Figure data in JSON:
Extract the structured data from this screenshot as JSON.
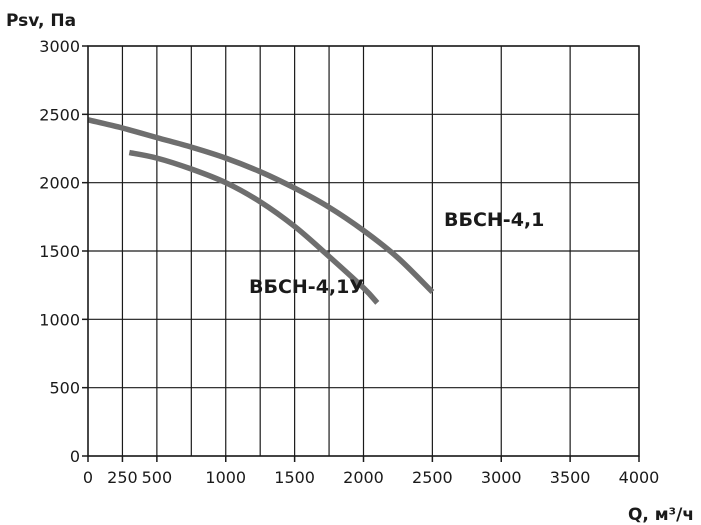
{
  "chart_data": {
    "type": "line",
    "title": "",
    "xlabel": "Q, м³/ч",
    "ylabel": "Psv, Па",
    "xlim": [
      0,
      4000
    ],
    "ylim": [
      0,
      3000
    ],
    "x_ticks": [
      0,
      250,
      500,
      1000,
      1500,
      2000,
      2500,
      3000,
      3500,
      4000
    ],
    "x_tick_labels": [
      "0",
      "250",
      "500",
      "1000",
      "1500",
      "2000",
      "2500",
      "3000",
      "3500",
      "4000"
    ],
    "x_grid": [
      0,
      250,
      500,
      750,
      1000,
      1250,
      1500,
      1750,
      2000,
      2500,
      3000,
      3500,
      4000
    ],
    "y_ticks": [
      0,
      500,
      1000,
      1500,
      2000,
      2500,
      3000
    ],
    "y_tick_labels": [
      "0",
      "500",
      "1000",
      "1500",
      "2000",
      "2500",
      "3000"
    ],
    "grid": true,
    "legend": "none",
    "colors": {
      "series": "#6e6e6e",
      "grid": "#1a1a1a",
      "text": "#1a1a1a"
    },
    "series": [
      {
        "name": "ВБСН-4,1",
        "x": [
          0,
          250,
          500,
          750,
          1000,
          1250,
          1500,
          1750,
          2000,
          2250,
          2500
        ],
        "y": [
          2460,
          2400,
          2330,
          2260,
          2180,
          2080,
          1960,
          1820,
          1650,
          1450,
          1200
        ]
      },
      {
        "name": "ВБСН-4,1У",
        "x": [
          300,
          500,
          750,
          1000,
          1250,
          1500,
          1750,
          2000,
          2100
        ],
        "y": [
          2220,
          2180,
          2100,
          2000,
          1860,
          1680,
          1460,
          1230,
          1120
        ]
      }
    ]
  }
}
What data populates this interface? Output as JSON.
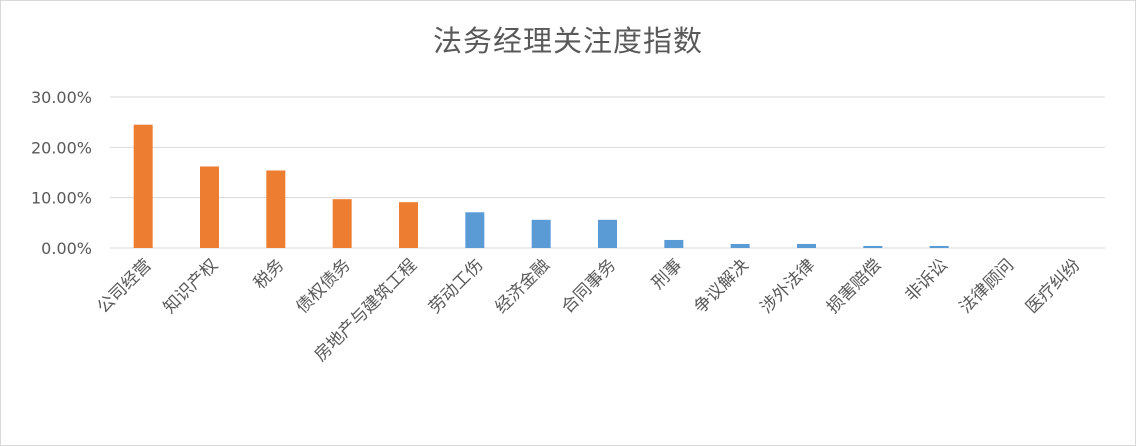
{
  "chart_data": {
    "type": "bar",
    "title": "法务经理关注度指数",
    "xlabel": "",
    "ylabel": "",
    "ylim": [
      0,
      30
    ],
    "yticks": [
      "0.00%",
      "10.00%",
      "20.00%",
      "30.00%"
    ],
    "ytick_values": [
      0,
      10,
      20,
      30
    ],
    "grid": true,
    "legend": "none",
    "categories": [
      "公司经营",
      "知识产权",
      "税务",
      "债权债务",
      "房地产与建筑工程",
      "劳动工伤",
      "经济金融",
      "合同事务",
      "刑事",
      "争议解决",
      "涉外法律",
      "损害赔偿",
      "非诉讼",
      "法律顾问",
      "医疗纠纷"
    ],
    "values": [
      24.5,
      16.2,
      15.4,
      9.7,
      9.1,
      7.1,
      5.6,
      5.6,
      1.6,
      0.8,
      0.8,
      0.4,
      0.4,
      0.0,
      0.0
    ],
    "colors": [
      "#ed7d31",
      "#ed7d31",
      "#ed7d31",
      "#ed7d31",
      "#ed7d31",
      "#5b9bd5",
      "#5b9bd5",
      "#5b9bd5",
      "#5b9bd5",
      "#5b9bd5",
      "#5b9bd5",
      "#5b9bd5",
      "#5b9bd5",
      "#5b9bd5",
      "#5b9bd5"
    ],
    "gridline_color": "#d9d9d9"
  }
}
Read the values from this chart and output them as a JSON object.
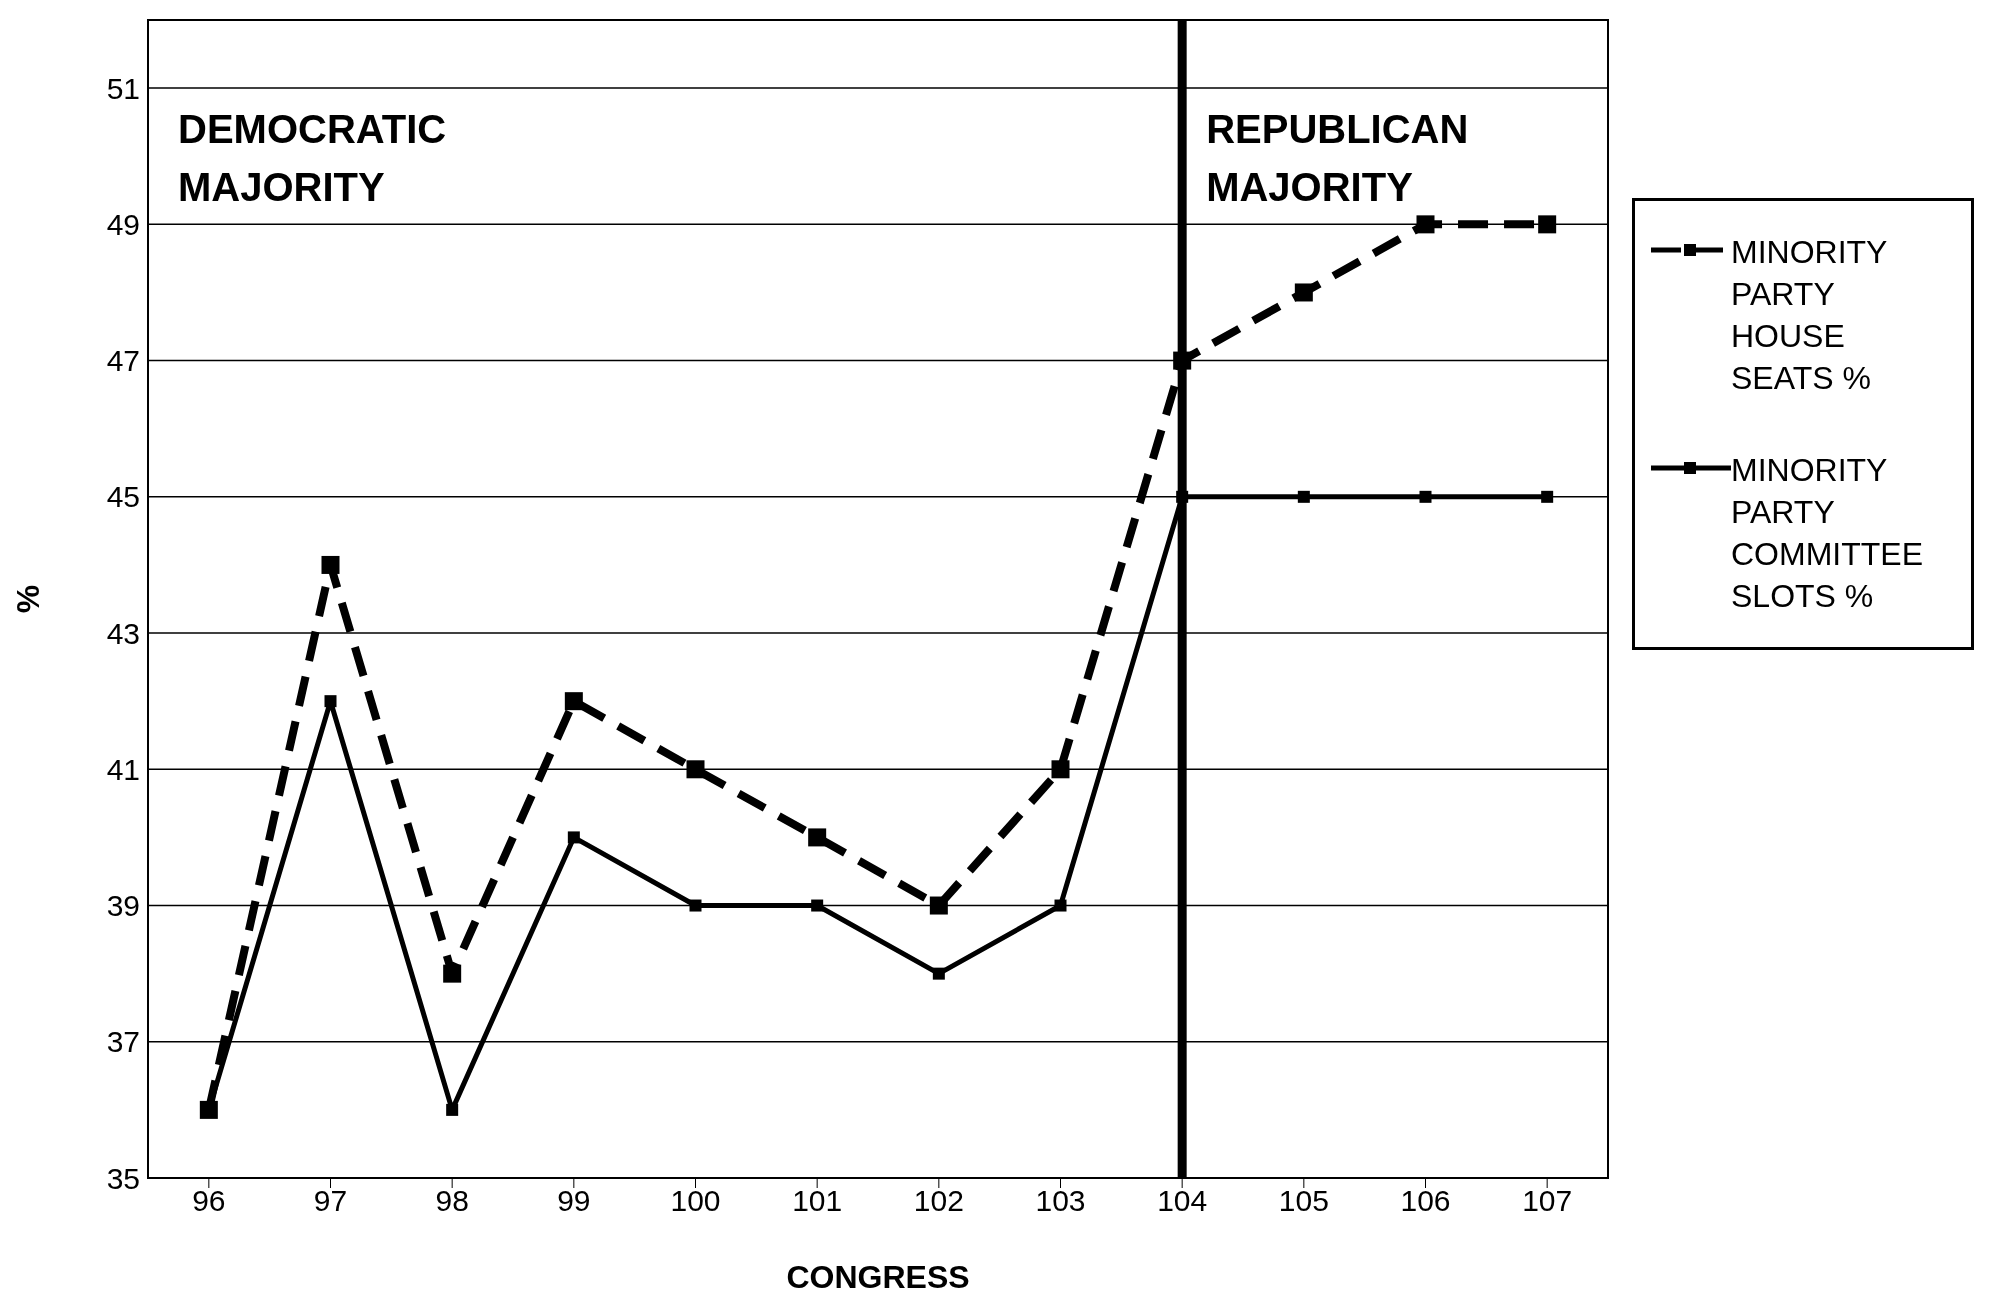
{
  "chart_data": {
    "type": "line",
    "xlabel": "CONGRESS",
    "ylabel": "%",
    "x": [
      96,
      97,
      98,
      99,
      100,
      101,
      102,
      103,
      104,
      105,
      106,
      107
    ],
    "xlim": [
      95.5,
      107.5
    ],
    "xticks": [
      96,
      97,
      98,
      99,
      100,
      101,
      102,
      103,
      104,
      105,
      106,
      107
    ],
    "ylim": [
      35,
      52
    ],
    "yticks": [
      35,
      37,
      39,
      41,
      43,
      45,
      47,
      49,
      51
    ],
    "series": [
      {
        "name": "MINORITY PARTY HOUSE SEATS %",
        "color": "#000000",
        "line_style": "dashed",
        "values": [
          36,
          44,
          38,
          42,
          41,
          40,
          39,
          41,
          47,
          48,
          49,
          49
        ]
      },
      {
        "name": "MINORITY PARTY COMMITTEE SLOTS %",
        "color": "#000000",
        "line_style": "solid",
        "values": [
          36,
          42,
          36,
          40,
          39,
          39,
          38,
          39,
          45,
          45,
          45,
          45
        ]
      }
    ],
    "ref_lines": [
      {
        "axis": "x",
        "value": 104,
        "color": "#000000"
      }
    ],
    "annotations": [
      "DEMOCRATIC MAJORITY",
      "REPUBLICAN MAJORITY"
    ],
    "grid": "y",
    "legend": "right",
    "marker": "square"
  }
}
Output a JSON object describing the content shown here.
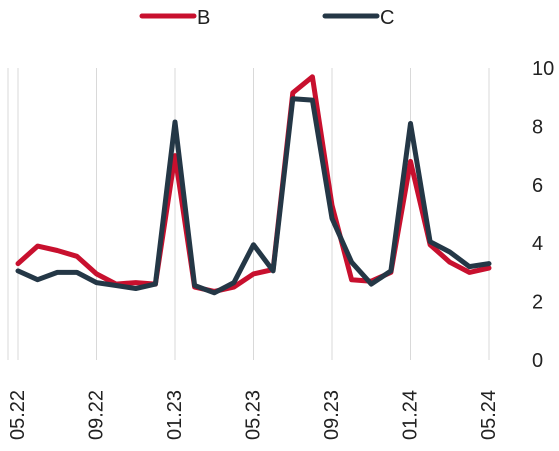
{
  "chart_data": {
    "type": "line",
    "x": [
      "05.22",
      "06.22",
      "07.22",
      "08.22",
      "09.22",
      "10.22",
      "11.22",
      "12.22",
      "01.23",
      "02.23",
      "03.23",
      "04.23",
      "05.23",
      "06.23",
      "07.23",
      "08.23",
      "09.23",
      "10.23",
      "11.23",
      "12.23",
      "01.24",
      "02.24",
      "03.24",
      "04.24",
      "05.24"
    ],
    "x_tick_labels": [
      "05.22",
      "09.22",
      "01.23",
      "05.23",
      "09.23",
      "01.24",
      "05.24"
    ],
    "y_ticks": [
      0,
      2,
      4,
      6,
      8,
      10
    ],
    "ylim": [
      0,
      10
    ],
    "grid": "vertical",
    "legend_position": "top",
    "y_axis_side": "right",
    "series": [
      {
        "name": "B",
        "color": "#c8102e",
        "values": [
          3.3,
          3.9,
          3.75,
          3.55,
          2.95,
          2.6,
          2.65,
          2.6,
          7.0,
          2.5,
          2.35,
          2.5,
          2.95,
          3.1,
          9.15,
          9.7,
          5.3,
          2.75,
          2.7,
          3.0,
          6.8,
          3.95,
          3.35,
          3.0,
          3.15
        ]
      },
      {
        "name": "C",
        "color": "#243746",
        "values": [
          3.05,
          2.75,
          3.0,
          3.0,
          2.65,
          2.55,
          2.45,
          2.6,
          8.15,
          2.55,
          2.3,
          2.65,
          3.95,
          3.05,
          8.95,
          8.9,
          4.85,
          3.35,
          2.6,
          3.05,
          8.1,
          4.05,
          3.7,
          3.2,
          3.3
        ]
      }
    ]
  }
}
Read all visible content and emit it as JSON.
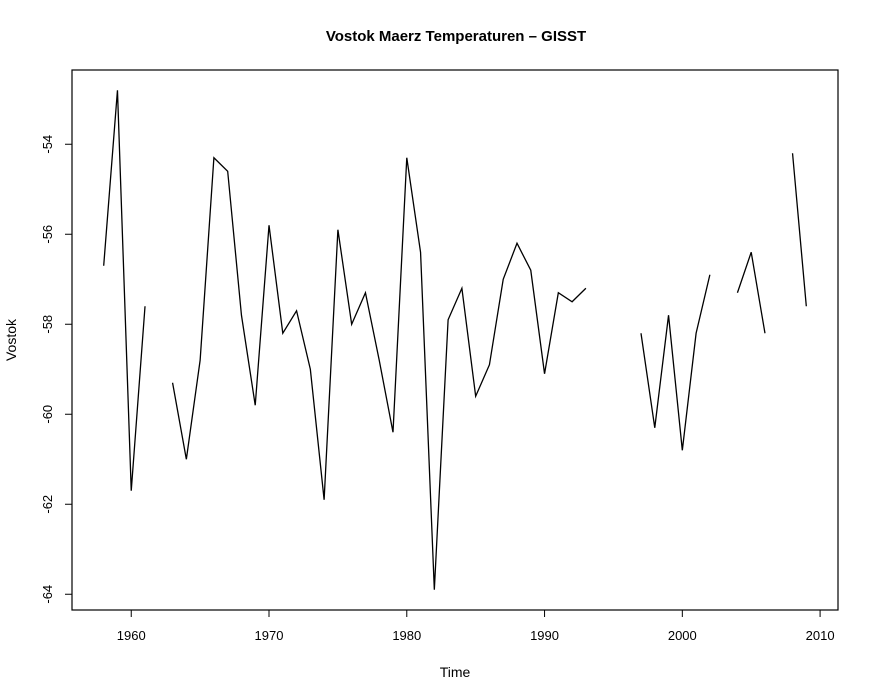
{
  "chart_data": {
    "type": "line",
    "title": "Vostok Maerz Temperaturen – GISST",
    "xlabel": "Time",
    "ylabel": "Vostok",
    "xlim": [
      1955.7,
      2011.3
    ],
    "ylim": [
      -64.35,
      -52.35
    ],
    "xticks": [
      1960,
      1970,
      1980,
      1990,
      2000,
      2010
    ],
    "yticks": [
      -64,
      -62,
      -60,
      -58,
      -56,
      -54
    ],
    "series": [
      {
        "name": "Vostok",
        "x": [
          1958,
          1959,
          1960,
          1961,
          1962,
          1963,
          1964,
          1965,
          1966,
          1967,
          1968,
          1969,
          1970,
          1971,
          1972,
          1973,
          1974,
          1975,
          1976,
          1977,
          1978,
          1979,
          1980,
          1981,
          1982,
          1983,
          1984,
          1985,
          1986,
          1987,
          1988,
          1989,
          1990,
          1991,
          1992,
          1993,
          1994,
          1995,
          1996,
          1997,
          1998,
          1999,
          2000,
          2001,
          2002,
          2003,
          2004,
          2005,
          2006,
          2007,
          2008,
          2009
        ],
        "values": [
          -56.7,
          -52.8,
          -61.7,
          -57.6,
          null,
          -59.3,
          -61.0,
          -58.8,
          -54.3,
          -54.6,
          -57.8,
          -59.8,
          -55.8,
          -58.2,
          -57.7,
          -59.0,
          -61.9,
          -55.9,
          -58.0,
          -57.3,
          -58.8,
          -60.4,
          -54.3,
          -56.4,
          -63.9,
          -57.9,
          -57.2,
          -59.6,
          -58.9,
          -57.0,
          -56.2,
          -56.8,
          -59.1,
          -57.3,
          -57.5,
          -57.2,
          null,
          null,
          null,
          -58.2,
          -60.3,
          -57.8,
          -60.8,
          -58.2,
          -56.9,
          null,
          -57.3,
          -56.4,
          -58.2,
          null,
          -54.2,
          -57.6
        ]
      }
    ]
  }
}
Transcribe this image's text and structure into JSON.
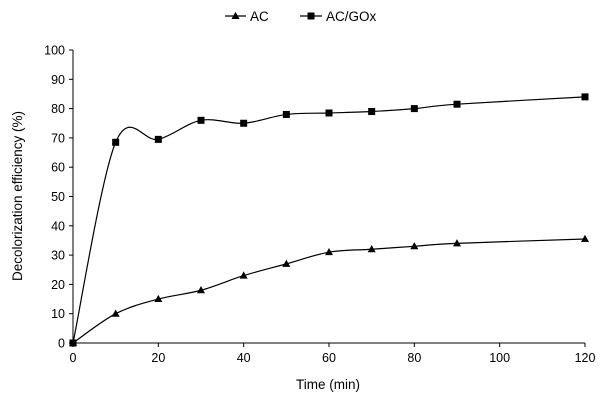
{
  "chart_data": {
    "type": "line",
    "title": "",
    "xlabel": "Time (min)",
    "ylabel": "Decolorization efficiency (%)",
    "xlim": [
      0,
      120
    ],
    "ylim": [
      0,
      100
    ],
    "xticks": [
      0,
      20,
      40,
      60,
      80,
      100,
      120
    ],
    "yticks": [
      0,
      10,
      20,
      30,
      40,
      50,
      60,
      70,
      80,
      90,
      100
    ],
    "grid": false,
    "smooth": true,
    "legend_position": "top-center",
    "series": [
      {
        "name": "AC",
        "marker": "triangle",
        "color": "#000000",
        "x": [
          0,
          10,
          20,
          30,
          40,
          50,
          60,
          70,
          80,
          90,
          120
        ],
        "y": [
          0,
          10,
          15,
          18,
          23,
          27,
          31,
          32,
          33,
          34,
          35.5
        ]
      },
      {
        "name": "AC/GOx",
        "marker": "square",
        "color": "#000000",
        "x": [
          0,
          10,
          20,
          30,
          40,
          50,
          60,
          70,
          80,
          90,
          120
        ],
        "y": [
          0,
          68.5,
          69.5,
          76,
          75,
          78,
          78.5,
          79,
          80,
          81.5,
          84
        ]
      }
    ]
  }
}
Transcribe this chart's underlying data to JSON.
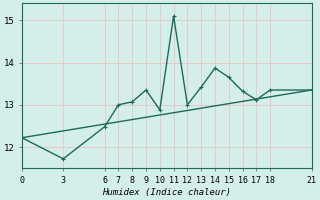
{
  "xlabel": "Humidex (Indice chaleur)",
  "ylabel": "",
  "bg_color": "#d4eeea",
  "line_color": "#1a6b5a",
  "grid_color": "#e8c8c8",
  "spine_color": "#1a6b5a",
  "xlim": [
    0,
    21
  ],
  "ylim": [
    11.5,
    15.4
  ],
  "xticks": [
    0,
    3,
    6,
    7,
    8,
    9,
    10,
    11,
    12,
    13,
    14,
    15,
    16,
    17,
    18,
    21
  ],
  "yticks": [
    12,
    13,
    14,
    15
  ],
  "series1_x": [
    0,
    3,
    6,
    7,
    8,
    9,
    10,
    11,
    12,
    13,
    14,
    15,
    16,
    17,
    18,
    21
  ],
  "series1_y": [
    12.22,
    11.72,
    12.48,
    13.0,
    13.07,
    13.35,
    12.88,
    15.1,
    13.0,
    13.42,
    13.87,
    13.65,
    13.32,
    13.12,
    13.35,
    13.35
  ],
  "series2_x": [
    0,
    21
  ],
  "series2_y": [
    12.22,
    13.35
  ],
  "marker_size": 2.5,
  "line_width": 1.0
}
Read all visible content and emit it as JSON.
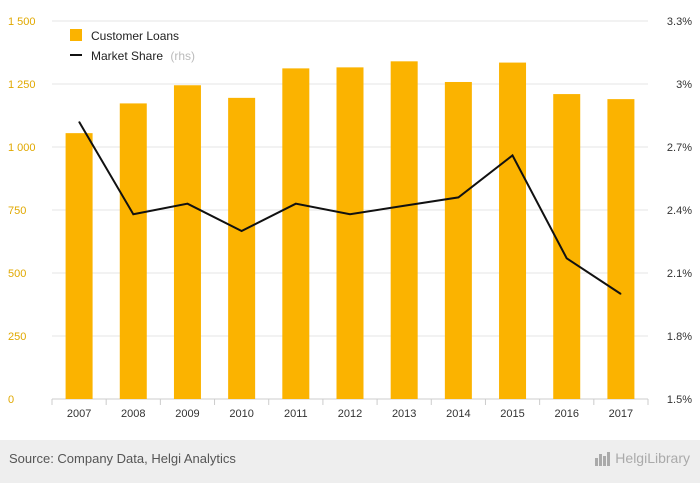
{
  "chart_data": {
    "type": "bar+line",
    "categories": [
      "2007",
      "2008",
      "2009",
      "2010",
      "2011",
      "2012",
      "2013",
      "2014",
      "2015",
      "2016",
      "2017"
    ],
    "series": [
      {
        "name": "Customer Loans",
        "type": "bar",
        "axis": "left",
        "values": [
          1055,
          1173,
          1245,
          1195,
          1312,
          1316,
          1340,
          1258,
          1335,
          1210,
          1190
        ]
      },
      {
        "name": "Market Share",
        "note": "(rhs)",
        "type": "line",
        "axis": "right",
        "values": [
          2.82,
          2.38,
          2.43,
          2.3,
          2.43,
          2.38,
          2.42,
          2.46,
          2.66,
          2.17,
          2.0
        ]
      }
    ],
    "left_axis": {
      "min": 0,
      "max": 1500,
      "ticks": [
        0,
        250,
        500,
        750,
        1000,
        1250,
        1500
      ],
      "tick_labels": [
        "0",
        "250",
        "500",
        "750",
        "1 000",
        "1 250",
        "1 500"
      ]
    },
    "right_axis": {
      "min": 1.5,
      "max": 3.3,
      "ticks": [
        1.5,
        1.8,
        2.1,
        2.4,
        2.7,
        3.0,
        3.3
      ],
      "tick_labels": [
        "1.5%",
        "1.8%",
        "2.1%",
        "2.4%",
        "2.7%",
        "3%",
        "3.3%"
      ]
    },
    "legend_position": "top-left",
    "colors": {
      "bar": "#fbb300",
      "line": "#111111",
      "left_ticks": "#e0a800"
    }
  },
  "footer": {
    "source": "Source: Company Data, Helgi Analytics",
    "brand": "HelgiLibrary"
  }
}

The exercise
What is the number of lines in the listing that contain the string "object"? Reply with that number alone.

Written reply
2